Collect from the data below each line with "xuống".

--- begin Entries shown ---

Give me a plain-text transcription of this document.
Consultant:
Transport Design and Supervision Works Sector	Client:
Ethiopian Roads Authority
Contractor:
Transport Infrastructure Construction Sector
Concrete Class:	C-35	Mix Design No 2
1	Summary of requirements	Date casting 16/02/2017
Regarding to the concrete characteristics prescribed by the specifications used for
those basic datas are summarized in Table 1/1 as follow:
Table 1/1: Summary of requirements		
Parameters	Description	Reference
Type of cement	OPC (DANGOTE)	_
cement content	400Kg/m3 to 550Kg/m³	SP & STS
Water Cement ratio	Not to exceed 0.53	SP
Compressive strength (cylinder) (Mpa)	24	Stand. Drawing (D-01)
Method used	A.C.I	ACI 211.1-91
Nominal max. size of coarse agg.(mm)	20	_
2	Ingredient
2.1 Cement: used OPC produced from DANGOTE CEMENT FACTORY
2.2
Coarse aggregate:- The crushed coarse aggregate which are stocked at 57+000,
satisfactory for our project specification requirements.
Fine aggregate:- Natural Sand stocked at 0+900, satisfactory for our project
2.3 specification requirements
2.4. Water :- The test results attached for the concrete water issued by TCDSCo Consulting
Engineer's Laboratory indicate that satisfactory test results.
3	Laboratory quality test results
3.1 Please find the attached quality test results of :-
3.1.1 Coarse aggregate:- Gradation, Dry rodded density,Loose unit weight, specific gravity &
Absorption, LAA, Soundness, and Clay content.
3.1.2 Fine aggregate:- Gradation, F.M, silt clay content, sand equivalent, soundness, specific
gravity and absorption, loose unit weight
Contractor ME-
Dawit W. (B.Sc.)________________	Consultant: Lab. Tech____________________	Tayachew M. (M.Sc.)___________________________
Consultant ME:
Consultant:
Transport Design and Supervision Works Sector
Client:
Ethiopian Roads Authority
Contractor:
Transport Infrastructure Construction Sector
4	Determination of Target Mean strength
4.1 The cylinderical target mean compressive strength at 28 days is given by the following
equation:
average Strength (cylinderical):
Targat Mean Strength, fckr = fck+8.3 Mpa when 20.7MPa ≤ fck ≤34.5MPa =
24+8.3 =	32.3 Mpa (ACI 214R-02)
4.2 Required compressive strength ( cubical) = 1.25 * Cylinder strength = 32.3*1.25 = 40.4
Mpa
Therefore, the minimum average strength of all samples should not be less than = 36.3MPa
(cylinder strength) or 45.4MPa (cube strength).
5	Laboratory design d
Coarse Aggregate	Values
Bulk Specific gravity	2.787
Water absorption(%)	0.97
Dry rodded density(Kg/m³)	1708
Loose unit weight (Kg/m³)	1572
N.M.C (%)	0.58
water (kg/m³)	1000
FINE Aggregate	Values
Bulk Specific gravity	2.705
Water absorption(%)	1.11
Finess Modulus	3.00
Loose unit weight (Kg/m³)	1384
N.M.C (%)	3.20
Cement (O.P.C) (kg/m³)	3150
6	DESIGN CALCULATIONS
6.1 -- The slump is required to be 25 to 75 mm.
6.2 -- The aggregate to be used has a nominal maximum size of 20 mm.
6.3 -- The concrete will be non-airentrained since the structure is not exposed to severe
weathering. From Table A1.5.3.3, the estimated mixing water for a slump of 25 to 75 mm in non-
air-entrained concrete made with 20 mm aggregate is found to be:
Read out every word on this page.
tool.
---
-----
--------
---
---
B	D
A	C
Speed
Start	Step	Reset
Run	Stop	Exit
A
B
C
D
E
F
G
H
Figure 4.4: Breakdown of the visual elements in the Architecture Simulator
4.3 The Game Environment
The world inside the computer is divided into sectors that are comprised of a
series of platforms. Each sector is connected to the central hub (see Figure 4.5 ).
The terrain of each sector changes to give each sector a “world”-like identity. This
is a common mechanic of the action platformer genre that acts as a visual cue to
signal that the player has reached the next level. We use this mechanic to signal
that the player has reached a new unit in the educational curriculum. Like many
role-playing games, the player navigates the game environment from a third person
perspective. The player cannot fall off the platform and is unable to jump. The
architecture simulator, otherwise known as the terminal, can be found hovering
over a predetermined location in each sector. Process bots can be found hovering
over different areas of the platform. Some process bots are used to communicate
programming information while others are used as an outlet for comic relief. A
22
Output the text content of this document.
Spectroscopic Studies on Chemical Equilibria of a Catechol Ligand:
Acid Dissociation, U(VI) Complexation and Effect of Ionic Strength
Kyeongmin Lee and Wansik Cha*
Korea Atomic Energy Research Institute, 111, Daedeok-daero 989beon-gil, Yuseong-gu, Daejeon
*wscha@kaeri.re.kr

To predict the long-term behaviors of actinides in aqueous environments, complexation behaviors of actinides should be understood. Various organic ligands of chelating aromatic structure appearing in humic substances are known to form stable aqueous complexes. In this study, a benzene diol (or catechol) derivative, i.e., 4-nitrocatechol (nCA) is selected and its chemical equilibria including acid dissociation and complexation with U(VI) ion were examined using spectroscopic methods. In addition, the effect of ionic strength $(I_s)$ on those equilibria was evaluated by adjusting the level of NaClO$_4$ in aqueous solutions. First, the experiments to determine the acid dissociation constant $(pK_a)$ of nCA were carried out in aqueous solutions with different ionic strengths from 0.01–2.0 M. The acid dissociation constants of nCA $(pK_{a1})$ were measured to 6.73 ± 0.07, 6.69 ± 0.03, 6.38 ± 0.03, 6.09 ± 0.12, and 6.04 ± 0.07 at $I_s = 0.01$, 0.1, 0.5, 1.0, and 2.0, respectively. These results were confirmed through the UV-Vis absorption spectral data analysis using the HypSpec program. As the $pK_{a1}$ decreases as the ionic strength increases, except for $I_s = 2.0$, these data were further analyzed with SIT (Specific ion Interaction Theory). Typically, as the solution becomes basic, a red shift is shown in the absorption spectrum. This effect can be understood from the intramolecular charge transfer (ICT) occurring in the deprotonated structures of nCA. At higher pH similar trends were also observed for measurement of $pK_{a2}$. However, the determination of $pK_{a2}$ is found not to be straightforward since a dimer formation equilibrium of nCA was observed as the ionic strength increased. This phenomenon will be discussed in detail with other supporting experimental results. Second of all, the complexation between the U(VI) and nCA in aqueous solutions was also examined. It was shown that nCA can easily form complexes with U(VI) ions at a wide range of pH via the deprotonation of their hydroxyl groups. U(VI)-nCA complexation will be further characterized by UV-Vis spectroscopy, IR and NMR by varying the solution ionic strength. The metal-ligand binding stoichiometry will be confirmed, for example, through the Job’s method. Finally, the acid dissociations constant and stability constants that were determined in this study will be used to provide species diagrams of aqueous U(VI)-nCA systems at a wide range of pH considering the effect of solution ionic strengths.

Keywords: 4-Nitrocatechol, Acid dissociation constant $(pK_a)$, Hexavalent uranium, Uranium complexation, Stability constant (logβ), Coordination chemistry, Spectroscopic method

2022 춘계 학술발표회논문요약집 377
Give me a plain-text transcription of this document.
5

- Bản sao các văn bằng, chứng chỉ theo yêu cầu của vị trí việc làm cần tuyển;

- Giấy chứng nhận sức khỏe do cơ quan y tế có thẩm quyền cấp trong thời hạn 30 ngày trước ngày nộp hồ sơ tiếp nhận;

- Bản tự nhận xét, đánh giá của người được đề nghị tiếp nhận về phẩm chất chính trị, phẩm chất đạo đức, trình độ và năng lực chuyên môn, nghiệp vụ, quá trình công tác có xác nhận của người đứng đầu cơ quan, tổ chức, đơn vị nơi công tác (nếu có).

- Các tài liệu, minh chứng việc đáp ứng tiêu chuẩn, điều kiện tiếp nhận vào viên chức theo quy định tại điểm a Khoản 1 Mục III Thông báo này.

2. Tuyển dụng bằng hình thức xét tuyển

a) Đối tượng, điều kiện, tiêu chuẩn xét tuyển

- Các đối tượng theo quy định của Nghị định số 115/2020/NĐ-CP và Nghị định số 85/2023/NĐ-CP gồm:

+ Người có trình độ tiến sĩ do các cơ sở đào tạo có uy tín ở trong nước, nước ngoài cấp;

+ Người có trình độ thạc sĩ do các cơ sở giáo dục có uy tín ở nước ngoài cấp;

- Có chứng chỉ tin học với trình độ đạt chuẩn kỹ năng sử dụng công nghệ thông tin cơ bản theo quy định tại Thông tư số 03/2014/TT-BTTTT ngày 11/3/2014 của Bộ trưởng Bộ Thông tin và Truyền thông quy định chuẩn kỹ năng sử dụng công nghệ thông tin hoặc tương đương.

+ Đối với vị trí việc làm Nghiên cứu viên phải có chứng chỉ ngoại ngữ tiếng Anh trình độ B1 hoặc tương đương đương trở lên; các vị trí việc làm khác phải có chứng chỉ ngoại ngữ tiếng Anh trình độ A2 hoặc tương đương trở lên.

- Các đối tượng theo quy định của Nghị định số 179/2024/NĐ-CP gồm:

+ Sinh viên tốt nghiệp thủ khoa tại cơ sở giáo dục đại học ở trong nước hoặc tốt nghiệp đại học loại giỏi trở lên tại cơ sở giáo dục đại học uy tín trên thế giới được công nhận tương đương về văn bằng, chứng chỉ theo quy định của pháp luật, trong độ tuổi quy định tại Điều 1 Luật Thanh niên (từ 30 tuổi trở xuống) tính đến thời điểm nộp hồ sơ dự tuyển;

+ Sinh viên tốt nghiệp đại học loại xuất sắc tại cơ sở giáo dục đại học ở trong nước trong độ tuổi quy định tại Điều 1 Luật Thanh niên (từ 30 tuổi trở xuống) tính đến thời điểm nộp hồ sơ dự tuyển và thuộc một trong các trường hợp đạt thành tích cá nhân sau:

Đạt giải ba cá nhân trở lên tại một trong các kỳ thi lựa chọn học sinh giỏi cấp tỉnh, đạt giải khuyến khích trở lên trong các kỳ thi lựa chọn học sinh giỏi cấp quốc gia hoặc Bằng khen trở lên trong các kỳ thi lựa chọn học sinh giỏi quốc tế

--- end Entries shown ---

◆ The answer ◆
+ Sinh viên tốt nghiệp thủ khoa tại cơ sở giáo dục đại học ở trong nước hoặc tốt nghiệp đại học loại giỏi trở lên tại cơ sở giáo dục đại học uy tín trên thế giới được công nhận tương đương về văn bằng, chứng chỉ theo quy định của pháp luật, trong độ tuổi quy định tại Điều 1 Luật Thanh niên (từ 30 tuổi trở xuống) tính đến thời điểm nộp hồ sơ dự tuyển;
+ Sinh viên tốt nghiệp đại học loại xuất sắc tại cơ sở giáo dục đại học ở trong nước trong độ tuổi quy định tại Điều 1 Luật Thanh niên (từ 30 tuổi trở xuống) tính đến thời điểm nộp hồ sơ dự tuyển và thuộc một trong các trường hợp đạt thành tích cá nhân sau:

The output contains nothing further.